__Exercise brief__.
Quote the entries that follow exactly, leaving none out.

__Input for this task__.
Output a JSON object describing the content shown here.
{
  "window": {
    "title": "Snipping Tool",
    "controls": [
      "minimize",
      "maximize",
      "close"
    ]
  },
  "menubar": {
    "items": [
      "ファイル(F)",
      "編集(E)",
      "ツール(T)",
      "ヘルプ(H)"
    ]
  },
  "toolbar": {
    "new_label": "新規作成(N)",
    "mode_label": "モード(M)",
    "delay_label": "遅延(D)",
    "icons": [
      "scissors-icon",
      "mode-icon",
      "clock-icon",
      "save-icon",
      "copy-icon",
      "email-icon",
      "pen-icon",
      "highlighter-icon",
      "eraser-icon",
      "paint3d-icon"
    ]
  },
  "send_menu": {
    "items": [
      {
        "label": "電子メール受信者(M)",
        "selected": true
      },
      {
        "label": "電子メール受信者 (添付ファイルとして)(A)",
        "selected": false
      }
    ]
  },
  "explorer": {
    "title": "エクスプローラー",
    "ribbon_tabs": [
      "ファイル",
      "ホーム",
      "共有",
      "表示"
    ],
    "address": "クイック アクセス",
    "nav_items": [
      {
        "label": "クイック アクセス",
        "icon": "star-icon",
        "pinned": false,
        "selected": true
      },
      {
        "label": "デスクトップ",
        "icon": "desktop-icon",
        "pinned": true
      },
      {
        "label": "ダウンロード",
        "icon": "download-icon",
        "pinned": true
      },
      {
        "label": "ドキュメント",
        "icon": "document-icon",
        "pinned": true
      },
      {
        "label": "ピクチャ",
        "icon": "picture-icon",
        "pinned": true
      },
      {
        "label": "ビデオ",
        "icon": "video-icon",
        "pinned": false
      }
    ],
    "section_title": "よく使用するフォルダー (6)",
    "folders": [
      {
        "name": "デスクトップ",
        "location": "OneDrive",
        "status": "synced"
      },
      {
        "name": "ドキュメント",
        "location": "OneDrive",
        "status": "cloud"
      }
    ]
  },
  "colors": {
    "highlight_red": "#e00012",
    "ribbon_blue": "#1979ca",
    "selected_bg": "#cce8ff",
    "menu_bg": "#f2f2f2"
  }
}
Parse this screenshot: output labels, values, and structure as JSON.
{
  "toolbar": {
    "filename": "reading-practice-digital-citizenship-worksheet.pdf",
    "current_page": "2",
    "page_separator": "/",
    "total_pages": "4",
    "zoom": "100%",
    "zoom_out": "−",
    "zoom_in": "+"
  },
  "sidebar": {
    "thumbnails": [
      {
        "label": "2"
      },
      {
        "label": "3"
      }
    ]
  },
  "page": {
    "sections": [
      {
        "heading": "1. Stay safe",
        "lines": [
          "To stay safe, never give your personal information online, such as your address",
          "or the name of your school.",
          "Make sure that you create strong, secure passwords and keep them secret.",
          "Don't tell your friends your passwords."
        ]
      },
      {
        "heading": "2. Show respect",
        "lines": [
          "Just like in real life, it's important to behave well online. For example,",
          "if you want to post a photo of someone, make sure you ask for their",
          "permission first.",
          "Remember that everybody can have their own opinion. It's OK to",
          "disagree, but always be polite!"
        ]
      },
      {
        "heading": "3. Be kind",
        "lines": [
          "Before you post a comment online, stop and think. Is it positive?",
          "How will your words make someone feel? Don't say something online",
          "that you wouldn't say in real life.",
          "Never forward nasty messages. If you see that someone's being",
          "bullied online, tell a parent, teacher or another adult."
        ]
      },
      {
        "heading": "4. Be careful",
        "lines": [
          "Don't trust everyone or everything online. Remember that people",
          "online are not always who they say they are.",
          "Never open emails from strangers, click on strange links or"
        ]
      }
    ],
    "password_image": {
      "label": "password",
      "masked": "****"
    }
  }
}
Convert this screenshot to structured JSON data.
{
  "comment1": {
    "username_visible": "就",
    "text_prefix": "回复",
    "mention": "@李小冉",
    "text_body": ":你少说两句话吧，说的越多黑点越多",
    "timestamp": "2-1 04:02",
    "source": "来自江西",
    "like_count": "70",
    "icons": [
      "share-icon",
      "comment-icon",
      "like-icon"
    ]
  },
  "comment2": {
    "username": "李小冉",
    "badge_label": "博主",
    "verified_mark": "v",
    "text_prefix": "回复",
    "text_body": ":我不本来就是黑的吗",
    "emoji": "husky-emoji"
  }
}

__The answer__.
Output a JSON object describing the content shown here.
{
  "window": {
    "title": "Snipping Tool",
    "controls": [
      "minimize",
      "maximize",
      "close"
    ]
  },
  "menubar": {
    "items": [
      "ファイル(F)",
      "編集(E)",
      "ツール(T)",
      "ヘルプ(H)"
    ]
  },
  "toolbar": {
    "new_label": "新規作成(N)",
    "mode_label": "モード(M)",
    "delay_label": "遅延(D)",
    "icons": [
      "scissors-icon",
      "mode-icon",
      "clock-icon",
      "save-icon",
      "copy-icon",
      "email-icon",
      "pen-icon",
      "highlighter-icon",
      "eraser-icon",
      "paint3d-icon"
    ]
  },
  "send_menu": {
    "items": [
      {
        "label": "電子メール受信者(M)",
        "selected": true
      },
      {
        "label": "電子メール受信者 (添付ファイルとして)(A)",
        "selected": false
      }
    ]
  },
  "explorer": {
    "title": "エクスプローラー",
    "ribbon_tabs": [
      "ファイル",
      "ホーム",
      "共有",
      "表示"
    ],
    "address": "クイック アクセス",
    "nav_items": [
      {
        "label": "クイック アクセス",
        "icon": "star-icon",
        "pinned": false,
        "selected": true
      },
      {
        "label": "デスクトップ",
        "icon": "desktop-icon",
        "pinned": true
      },
      {
        "label": "ダウンロード",
        "icon": "download-icon",
        "pinned": true
      },
      {
        "label": "ドキュメント",
        "icon": "document-icon",
        "pinned": true
      },
      {
        "label": "ピクチャ",
        "icon": "picture-icon",
        "pinned": true
      },
      {
        "label": "ビデオ",
        "icon": "video-icon",
        "pinned": false
      }
    ],
    "section_title": "よく使用するフォルダー (6)",
    "folders": [
      {
        "name": "デスクトップ",
        "location": "OneDrive",
        "status": "synced"
      },
      {
        "name": "ドキュメント",
        "location": "OneDrive",
        "status": "cloud"
      }
    ]
  },
  "colors": {
    "highlight_red": "#e00012",
    "ribbon_blue": "#1979ca",
    "selected_bg": "#cce8ff",
    "menu_bg": "#f2f2f2"
  }
}
Parse this screenshot: output labels, values, and structure as JSON.
{
  "toolbar": {
    "filename": "reading-practice-digital-citizenship-worksheet.pdf",
    "current_page": "2",
    "page_separator": "/",
    "total_pages": "4",
    "zoom": "100%",
    "zoom_out": "−",
    "zoom_in": "+"
  },
  "sidebar": {
    "thumbnails": [
      {
        "label": "2"
      },
      {
        "label": "3"
      }
    ]
  },
  "page": {
    "sections": [
      {
        "heading": "1. Stay safe",
        "lines": [
          "To stay safe, never give your personal information online, such as your address",
          "or the name of your school.",
          "Make sure that you create strong, secure passwords and keep them secret.",
          "Don't tell your friends your passwords."
        ]
      },
      {
        "heading": "2. Show respect",
        "lines": [
          "Just like in real life, it's important to behave well online. For example,",
          "if you want to post a photo of someone, make sure you ask for their",
          "permission first.",
          "Remember that everybody can have their own opinion. It's OK to",
          "disagree, but always be polite!"
        ]
      },
      {
        "heading": "3. Be kind",
        "lines": [
          "Before you post a comment online, stop and think. Is it positive?",
          "How will your words make someone feel? Don't say something online",
          "that you wouldn't say in real life.",
          "Never forward nasty messages. If you see that someone's being",
          "bullied online, tell a parent, teacher or another adult."
        ]
      },
      {
        "heading": "4. Be careful",
        "lines": [
          "Don't trust everyone or everything online. Remember that people",
          "online are not always who they say they are.",
          "Never open emails from strangers, click on strange links or"
        ]
      }
    ],
    "password_image": {
      "label": "password",
      "masked": "****"
    }
  }
}
Convert this screenshot to structured JSON data.
{
  "comment1": {
    "username_visible": "就",
    "text_prefix": "回复",
    "mention": "@李小冉",
    "text_body": ":你少说两句话吧，说的越多黑点越多",
    "timestamp": "2-1 04:02",
    "source": "来自江西",
    "like_count": "70",
    "icons": [
      "share-icon",
      "comment-icon",
      "like-icon"
    ]
  },
  "comment2": {
    "username": "李小冉",
    "badge_label": "博主",
    "verified_mark": "v",
    "text_prefix": "回复",
    "text_body": ":我不本来就是黑的吗",
    "emoji": "husky-emoji"
  }
}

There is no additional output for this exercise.